● INSTRUCTIONS FOR THE TASK
Find the lines holding the word "Suez" and collect them.

● RECORD EXCERPTS
____________
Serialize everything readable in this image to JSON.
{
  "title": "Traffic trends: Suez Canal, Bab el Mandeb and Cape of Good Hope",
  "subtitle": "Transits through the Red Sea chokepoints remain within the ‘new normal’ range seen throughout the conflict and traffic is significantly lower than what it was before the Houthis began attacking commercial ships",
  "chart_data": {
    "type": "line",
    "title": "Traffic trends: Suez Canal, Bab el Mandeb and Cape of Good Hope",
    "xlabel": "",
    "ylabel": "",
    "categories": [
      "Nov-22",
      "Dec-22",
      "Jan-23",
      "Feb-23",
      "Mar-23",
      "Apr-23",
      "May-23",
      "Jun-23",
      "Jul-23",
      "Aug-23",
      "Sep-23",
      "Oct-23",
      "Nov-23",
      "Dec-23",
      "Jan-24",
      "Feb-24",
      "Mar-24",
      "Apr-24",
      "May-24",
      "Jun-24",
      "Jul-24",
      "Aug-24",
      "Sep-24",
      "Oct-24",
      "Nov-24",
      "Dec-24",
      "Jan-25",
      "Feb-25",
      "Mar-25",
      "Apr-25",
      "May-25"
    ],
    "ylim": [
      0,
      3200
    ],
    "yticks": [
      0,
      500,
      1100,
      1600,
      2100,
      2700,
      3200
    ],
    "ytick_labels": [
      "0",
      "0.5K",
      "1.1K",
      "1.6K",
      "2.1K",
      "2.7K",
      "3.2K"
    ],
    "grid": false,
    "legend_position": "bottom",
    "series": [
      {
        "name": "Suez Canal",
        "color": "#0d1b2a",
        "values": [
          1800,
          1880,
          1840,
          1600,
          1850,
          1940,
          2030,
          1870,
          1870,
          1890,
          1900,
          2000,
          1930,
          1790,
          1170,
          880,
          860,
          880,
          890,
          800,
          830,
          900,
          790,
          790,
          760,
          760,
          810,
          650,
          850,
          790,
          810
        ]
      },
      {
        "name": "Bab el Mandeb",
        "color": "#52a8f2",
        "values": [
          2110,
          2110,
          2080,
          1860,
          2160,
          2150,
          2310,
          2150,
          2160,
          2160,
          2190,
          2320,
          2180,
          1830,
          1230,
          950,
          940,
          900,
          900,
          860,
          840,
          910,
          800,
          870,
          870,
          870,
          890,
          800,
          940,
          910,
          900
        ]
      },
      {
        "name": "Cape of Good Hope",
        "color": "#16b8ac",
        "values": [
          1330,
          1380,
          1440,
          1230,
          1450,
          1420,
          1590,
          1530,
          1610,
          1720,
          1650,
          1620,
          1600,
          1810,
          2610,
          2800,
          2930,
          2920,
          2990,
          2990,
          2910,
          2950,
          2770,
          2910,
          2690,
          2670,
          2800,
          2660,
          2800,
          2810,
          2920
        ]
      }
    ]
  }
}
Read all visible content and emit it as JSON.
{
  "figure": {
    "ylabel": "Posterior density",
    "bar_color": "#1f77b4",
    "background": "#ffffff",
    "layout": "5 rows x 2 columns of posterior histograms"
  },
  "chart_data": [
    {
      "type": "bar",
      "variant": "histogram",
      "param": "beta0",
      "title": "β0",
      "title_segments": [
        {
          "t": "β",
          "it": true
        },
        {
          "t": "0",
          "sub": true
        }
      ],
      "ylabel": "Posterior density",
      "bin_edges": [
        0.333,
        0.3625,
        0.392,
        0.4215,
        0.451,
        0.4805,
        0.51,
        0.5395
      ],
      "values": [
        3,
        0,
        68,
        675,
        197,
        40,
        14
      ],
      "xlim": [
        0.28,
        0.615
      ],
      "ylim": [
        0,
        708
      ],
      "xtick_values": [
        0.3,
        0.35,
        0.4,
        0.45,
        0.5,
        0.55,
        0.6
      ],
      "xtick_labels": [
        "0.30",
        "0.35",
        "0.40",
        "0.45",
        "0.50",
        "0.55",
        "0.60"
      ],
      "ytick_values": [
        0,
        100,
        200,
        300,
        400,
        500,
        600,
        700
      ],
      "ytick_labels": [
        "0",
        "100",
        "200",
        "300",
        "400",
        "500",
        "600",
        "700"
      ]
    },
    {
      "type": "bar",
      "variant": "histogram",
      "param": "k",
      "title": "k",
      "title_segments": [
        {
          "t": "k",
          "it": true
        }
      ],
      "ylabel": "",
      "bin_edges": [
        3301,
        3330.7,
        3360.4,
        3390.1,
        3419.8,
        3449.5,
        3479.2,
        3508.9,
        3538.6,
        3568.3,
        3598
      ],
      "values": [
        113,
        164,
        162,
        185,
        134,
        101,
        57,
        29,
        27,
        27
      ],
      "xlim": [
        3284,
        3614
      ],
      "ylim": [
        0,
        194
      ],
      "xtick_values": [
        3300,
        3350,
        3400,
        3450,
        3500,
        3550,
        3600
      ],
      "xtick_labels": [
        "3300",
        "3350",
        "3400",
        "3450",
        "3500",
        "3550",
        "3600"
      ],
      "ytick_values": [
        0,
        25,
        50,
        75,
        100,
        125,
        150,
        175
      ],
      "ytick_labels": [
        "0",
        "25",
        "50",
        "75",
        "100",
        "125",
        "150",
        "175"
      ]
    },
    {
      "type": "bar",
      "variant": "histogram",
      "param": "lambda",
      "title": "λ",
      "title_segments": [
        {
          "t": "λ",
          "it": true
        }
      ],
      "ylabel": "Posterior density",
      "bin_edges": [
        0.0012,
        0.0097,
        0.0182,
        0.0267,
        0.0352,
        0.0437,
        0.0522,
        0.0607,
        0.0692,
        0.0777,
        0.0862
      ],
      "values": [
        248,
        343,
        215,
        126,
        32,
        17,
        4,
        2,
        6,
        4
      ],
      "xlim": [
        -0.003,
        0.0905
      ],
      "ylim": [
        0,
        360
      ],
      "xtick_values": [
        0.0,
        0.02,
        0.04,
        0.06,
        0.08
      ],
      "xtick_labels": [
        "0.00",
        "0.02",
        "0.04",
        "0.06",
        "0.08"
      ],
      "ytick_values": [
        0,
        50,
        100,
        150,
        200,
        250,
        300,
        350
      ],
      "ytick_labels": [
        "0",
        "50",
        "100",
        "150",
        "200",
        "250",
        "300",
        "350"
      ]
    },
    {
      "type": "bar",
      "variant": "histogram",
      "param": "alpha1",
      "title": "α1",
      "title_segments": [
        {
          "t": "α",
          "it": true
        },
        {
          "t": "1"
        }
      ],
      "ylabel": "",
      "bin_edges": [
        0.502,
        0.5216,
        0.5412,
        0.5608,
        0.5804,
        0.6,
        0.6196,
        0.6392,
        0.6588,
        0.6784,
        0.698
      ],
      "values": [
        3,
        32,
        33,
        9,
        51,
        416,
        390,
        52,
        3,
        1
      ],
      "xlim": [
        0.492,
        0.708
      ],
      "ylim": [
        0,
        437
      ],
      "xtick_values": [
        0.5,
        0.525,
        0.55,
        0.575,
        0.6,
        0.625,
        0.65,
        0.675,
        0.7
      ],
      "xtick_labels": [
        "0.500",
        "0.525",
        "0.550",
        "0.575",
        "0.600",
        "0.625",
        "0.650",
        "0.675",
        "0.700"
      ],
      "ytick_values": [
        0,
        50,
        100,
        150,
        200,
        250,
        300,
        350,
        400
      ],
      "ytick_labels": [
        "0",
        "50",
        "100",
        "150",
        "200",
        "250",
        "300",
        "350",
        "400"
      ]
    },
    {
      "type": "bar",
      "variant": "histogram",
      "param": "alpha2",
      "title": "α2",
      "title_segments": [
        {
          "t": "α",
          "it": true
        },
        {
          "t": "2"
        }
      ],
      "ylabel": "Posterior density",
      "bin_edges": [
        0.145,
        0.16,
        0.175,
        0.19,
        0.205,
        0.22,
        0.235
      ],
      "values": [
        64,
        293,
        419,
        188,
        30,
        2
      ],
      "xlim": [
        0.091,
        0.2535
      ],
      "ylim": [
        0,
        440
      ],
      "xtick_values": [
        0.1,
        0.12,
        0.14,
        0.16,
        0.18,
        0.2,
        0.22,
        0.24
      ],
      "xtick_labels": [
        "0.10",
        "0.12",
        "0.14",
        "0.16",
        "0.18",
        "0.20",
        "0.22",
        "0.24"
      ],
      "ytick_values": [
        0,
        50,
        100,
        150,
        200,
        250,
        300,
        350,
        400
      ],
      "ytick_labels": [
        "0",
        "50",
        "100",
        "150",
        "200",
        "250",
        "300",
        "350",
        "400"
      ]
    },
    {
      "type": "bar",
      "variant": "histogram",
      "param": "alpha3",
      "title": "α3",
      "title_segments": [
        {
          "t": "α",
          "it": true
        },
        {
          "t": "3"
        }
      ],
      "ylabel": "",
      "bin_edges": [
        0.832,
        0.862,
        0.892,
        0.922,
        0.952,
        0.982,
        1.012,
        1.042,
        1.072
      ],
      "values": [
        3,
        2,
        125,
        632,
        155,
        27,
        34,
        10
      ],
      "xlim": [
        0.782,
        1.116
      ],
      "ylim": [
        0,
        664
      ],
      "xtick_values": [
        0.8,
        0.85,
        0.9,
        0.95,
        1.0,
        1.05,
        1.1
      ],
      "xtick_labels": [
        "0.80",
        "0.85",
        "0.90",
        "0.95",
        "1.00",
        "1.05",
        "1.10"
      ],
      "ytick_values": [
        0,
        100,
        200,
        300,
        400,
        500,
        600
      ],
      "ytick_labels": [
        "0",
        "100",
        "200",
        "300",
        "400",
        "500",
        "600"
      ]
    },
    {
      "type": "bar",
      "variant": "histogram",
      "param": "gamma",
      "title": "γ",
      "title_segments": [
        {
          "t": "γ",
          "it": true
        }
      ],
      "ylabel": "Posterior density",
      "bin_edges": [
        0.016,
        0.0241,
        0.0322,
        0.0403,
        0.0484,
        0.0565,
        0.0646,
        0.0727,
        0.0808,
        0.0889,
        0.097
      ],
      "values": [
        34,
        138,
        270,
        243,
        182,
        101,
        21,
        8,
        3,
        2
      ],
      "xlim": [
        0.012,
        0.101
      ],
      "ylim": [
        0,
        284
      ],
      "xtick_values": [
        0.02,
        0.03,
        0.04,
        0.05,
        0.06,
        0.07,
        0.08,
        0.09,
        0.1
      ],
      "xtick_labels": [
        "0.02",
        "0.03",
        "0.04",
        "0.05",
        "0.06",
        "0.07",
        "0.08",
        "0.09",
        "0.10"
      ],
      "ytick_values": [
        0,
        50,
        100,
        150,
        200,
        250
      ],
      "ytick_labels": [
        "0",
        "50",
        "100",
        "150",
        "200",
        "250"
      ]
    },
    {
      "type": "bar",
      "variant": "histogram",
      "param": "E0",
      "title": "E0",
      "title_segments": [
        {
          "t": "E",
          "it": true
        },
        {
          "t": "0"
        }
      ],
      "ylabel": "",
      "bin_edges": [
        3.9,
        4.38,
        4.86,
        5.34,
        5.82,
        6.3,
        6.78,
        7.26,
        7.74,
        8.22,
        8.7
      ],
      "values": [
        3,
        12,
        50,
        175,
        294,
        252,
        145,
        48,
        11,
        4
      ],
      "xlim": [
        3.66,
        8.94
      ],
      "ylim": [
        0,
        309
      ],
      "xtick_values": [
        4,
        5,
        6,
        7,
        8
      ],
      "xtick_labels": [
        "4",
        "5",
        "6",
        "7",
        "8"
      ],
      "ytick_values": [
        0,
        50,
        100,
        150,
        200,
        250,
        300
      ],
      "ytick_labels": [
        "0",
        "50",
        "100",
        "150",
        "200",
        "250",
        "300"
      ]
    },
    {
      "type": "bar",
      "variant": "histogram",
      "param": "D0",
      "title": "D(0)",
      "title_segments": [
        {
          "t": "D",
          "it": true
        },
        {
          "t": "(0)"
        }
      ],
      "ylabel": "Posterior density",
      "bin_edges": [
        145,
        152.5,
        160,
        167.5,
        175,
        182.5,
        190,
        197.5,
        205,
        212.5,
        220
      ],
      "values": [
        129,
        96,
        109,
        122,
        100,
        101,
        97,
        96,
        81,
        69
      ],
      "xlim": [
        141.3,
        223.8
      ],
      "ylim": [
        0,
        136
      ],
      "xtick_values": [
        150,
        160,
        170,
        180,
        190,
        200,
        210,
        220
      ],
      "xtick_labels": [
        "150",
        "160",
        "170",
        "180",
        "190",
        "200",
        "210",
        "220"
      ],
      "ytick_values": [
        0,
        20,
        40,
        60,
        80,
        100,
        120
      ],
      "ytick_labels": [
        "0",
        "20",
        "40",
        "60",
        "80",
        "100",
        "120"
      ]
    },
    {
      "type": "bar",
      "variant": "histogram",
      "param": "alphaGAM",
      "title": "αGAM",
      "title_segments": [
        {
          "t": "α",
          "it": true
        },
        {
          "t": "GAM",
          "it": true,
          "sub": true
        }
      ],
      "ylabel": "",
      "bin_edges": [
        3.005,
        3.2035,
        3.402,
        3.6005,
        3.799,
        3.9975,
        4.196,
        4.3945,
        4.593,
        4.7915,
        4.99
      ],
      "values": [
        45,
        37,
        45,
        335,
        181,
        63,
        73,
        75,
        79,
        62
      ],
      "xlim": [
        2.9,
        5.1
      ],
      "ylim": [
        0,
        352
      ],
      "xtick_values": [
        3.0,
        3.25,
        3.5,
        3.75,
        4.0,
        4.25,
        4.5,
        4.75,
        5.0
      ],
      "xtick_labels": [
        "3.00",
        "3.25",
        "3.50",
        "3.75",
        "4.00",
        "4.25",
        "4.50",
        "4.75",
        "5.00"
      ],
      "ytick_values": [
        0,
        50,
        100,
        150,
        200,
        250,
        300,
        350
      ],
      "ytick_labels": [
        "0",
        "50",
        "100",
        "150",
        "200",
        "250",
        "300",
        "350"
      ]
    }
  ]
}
____________
● FINISHED ANSWER
  "title": "Traffic trends: Suez Canal, Bab el Mandeb and Cape of Good Hope",
    "title": "Traffic trends: Suez Canal, Bab el Mandeb and Cape of Good Hope",
        "name": "Suez Canal",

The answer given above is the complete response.